→ AIM
Return all of the entries word for word, but omit the pictures they contain.

→ WORKING DATA
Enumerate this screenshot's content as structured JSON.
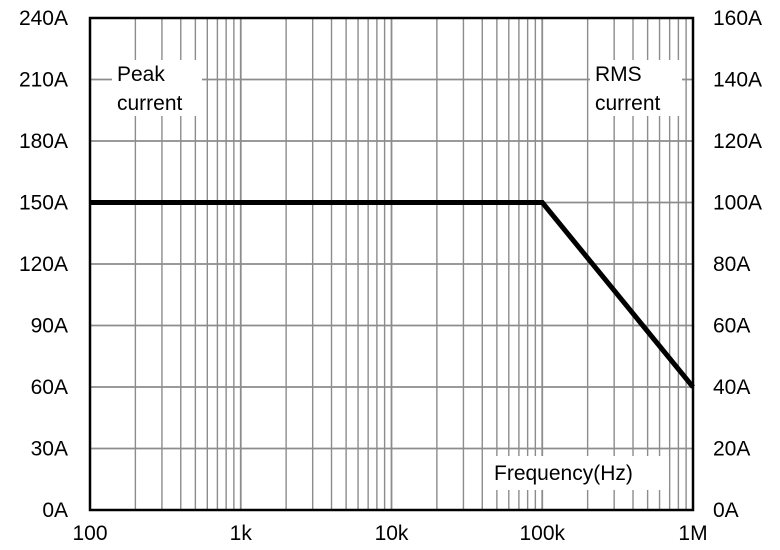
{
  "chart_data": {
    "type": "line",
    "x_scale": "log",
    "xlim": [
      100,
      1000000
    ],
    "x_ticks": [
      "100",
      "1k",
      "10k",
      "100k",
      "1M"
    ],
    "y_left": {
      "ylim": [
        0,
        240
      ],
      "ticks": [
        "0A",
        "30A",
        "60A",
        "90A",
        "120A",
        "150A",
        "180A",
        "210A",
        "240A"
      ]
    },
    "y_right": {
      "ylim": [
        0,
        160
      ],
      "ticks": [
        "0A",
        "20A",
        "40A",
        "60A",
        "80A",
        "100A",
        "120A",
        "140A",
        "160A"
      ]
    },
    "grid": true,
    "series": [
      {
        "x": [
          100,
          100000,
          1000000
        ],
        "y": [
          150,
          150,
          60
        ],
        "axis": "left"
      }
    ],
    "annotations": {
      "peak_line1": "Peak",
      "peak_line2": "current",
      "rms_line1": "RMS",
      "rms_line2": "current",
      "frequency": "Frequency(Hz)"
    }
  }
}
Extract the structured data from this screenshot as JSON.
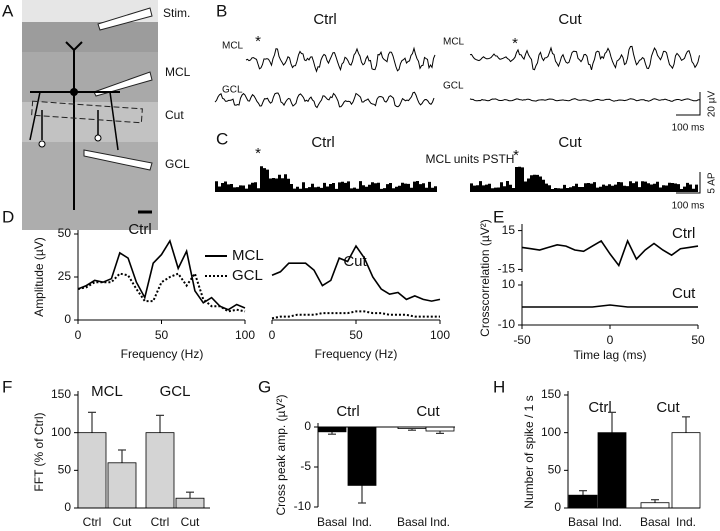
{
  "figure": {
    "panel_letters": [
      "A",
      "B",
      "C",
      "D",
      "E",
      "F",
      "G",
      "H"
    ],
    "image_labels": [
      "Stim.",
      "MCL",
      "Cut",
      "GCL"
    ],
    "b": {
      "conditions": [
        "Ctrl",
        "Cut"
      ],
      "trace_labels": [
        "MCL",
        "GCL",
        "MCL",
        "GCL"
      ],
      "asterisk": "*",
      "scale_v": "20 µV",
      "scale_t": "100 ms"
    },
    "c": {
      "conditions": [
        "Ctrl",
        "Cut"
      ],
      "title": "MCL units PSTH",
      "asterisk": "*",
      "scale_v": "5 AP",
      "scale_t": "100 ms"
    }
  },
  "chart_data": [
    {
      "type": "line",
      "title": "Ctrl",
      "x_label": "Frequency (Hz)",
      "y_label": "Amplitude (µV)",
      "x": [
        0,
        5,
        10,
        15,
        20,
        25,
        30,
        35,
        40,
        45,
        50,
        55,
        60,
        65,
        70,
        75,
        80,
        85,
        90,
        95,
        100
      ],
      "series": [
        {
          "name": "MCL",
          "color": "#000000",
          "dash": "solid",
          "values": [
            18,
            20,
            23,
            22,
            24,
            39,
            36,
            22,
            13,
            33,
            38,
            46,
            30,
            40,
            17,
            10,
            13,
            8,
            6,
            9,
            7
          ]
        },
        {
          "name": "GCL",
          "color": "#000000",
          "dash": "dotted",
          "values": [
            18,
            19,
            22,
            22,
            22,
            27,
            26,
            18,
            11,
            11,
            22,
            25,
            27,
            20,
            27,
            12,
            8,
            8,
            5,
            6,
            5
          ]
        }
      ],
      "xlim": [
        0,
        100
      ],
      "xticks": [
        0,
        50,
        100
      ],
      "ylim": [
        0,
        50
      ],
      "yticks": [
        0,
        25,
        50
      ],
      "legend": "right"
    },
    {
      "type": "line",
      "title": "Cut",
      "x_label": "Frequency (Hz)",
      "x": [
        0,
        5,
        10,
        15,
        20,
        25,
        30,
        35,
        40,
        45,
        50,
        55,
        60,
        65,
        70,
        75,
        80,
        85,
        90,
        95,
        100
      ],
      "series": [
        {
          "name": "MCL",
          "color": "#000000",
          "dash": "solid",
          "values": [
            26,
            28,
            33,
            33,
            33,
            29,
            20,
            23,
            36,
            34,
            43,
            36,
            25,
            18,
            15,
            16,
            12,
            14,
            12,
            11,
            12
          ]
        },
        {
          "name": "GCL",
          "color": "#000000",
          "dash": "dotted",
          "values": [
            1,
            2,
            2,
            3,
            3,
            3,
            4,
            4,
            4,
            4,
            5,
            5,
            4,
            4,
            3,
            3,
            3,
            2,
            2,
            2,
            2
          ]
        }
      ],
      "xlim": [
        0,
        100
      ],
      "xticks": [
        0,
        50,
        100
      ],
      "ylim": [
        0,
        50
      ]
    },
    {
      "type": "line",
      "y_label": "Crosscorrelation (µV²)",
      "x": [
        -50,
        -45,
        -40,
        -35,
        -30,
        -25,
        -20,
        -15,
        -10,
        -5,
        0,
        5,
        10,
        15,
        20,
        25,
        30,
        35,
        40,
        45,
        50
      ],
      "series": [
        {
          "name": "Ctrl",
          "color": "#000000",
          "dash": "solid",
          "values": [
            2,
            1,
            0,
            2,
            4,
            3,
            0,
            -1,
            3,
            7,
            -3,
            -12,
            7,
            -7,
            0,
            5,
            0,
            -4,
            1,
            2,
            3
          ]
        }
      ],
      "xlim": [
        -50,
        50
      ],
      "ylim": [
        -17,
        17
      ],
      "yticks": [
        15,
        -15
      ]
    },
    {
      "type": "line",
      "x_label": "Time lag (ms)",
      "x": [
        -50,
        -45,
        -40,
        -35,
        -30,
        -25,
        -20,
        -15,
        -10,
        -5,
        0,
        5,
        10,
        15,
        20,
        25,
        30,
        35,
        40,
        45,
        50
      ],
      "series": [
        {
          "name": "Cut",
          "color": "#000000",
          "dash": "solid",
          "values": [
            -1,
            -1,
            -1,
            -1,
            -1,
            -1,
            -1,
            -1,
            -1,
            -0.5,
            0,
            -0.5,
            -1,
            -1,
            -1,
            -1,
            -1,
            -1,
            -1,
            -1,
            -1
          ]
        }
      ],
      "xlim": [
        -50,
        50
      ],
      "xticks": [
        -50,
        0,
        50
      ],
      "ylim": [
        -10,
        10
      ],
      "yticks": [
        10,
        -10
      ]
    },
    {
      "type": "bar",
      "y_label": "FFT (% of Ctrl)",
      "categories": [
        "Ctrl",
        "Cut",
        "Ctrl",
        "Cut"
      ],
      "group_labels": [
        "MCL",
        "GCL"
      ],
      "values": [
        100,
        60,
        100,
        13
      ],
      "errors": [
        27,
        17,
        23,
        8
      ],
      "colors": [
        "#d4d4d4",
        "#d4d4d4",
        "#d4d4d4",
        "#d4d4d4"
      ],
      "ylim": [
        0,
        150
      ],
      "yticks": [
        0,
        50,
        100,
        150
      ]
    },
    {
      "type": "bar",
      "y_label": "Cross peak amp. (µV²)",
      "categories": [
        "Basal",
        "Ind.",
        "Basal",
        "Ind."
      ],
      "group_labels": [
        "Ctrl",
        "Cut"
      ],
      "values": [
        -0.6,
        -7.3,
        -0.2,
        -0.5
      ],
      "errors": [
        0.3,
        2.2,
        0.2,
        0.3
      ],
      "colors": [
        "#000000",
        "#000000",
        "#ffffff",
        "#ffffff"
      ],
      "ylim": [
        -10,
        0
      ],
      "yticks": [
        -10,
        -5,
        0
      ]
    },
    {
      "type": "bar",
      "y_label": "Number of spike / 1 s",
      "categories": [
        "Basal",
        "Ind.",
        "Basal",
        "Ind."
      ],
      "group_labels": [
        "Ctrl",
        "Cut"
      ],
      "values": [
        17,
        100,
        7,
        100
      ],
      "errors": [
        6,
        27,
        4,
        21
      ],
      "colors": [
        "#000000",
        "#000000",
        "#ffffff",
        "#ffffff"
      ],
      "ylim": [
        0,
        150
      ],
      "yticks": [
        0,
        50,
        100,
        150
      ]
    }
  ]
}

→ TASK SOLUTION
Enumerate this screenshot's content as structured JSON.
{
  "chart_data": {
    "type": "line",
    "x_scale": "log",
    "xlim": [
      100,
      1000000
    ],
    "x_ticks": [
      "100",
      "1k",
      "10k",
      "100k",
      "1M"
    ],
    "y_left": {
      "ylim": [
        0,
        240
      ],
      "ticks": [
        "0A",
        "30A",
        "60A",
        "90A",
        "120A",
        "150A",
        "180A",
        "210A",
        "240A"
      ]
    },
    "y_right": {
      "ylim": [
        0,
        160
      ],
      "ticks": [
        "0A",
        "20A",
        "40A",
        "60A",
        "80A",
        "100A",
        "120A",
        "140A",
        "160A"
      ]
    },
    "grid": true,
    "series": [
      {
        "x": [
          100,
          100000,
          1000000
        ],
        "y": [
          150,
          150,
          60
        ],
        "axis": "left"
      }
    ],
    "annotations": {
      "peak_line1": "Peak",
      "peak_line2": "current",
      "rms_line1": "RMS",
      "rms_line2": "current",
      "frequency": "Frequency(Hz)"
    }
  }
}
Extract the structured data from this screenshot as JSON.
{
  "figure": {
    "panel_letters": [
      "A",
      "B",
      "C",
      "D",
      "E",
      "F",
      "G",
      "H"
    ],
    "image_labels": [
      "Stim.",
      "MCL",
      "Cut",
      "GCL"
    ],
    "b": {
      "conditions": [
        "Ctrl",
        "Cut"
      ],
      "trace_labels": [
        "MCL",
        "GCL",
        "MCL",
        "GCL"
      ],
      "asterisk": "*",
      "scale_v": "20 µV",
      "scale_t": "100 ms"
    },
    "c": {
      "conditions": [
        "Ctrl",
        "Cut"
      ],
      "title": "MCL units PSTH",
      "asterisk": "*",
      "scale_v": "5 AP",
      "scale_t": "100 ms"
    }
  },
  "chart_data": [
    {
      "type": "line",
      "title": "Ctrl",
      "x_label": "Frequency (Hz)",
      "y_label": "Amplitude (µV)",
      "x": [
        0,
        5,
        10,
        15,
        20,
        25,
        30,
        35,
        40,
        45,
        50,
        55,
        60,
        65,
        70,
        75,
        80,
        85,
        90,
        95,
        100
      ],
      "series": [
        {
          "name": "MCL",
          "color": "#000000",
          "dash": "solid",
          "values": [
            18,
            20,
            23,
            22,
            24,
            39,
            36,
            22,
            13,
            33,
            38,
            46,
            30,
            40,
            17,
            10,
            13,
            8,
            6,
            9,
            7
          ]
        },
        {
          "name": "GCL",
          "color": "#000000",
          "dash": "dotted",
          "values": [
            18,
            19,
            22,
            22,
            22,
            27,
            26,
            18,
            11,
            11,
            22,
            25,
            27,
            20,
            27,
            12,
            8,
            8,
            5,
            6,
            5
          ]
        }
      ],
      "xlim": [
        0,
        100
      ],
      "xticks": [
        0,
        50,
        100
      ],
      "ylim": [
        0,
        50
      ],
      "yticks": [
        0,
        25,
        50
      ],
      "legend": "right"
    },
    {
      "type": "line",
      "title": "Cut",
      "x_label": "Frequency (Hz)",
      "x": [
        0,
        5,
        10,
        15,
        20,
        25,
        30,
        35,
        40,
        45,
        50,
        55,
        60,
        65,
        70,
        75,
        80,
        85,
        90,
        95,
        100
      ],
      "series": [
        {
          "name": "MCL",
          "color": "#000000",
          "dash": "solid",
          "values": [
            26,
            28,
            33,
            33,
            33,
            29,
            20,
            23,
            36,
            34,
            43,
            36,
            25,
            18,
            15,
            16,
            12,
            14,
            12,
            11,
            12
          ]
        },
        {
          "name": "GCL",
          "color": "#000000",
          "dash": "dotted",
          "values": [
            1,
            2,
            2,
            3,
            3,
            3,
            4,
            4,
            4,
            4,
            5,
            5,
            4,
            4,
            3,
            3,
            3,
            2,
            2,
            2,
            2
          ]
        }
      ],
      "xlim": [
        0,
        100
      ],
      "xticks": [
        0,
        50,
        100
      ],
      "ylim": [
        0,
        50
      ]
    },
    {
      "type": "line",
      "y_label": "Crosscorrelation (µV²)",
      "x": [
        -50,
        -45,
        -40,
        -35,
        -30,
        -25,
        -20,
        -15,
        -10,
        -5,
        0,
        5,
        10,
        15,
        20,
        25,
        30,
        35,
        40,
        45,
        50
      ],
      "series": [
        {
          "name": "Ctrl",
          "color": "#000000",
          "dash": "solid",
          "values": [
            2,
            1,
            0,
            2,
            4,
            3,
            0,
            -1,
            3,
            7,
            -3,
            -12,
            7,
            -7,
            0,
            5,
            0,
            -4,
            1,
            2,
            3
          ]
        }
      ],
      "xlim": [
        -50,
        50
      ],
      "ylim": [
        -17,
        17
      ],
      "yticks": [
        15,
        -15
      ]
    },
    {
      "type": "line",
      "x_label": "Time lag (ms)",
      "x": [
        -50,
        -45,
        -40,
        -35,
        -30,
        -25,
        -20,
        -15,
        -10,
        -5,
        0,
        5,
        10,
        15,
        20,
        25,
        30,
        35,
        40,
        45,
        50
      ],
      "series": [
        {
          "name": "Cut",
          "color": "#000000",
          "dash": "solid",
          "values": [
            -1,
            -1,
            -1,
            -1,
            -1,
            -1,
            -1,
            -1,
            -1,
            -0.5,
            0,
            -0.5,
            -1,
            -1,
            -1,
            -1,
            -1,
            -1,
            -1,
            -1,
            -1
          ]
        }
      ],
      "xlim": [
        -50,
        50
      ],
      "xticks": [
        -50,
        0,
        50
      ],
      "ylim": [
        -10,
        10
      ],
      "yticks": [
        10,
        -10
      ]
    },
    {
      "type": "bar",
      "y_label": "FFT (% of Ctrl)",
      "categories": [
        "Ctrl",
        "Cut",
        "Ctrl",
        "Cut"
      ],
      "group_labels": [
        "MCL",
        "GCL"
      ],
      "values": [
        100,
        60,
        100,
        13
      ],
      "errors": [
        27,
        17,
        23,
        8
      ],
      "colors": [
        "#d4d4d4",
        "#d4d4d4",
        "#d4d4d4",
        "#d4d4d4"
      ],
      "ylim": [
        0,
        150
      ],
      "yticks": [
        0,
        50,
        100,
        150
      ]
    },
    {
      "type": "bar",
      "y_label": "Cross peak amp. (µV²)",
      "categories": [
        "Basal",
        "Ind.",
        "Basal",
        "Ind."
      ],
      "group_labels": [
        "Ctrl",
        "Cut"
      ],
      "values": [
        -0.6,
        -7.3,
        -0.2,
        -0.5
      ],
      "errors": [
        0.3,
        2.2,
        0.2,
        0.3
      ],
      "colors": [
        "#000000",
        "#000000",
        "#ffffff",
        "#ffffff"
      ],
      "ylim": [
        -10,
        0
      ],
      "yticks": [
        -10,
        -5,
        0
      ]
    },
    {
      "type": "bar",
      "y_label": "Number of spike / 1 s",
      "categories": [
        "Basal",
        "Ind.",
        "Basal",
        "Ind."
      ],
      "group_labels": [
        "Ctrl",
        "Cut"
      ],
      "values": [
        17,
        100,
        7,
        100
      ],
      "errors": [
        6,
        27,
        4,
        21
      ],
      "colors": [
        "#000000",
        "#000000",
        "#ffffff",
        "#ffffff"
      ],
      "ylim": [
        0,
        150
      ],
      "yticks": [
        0,
        50,
        100,
        150
      ]
    }
  ]
}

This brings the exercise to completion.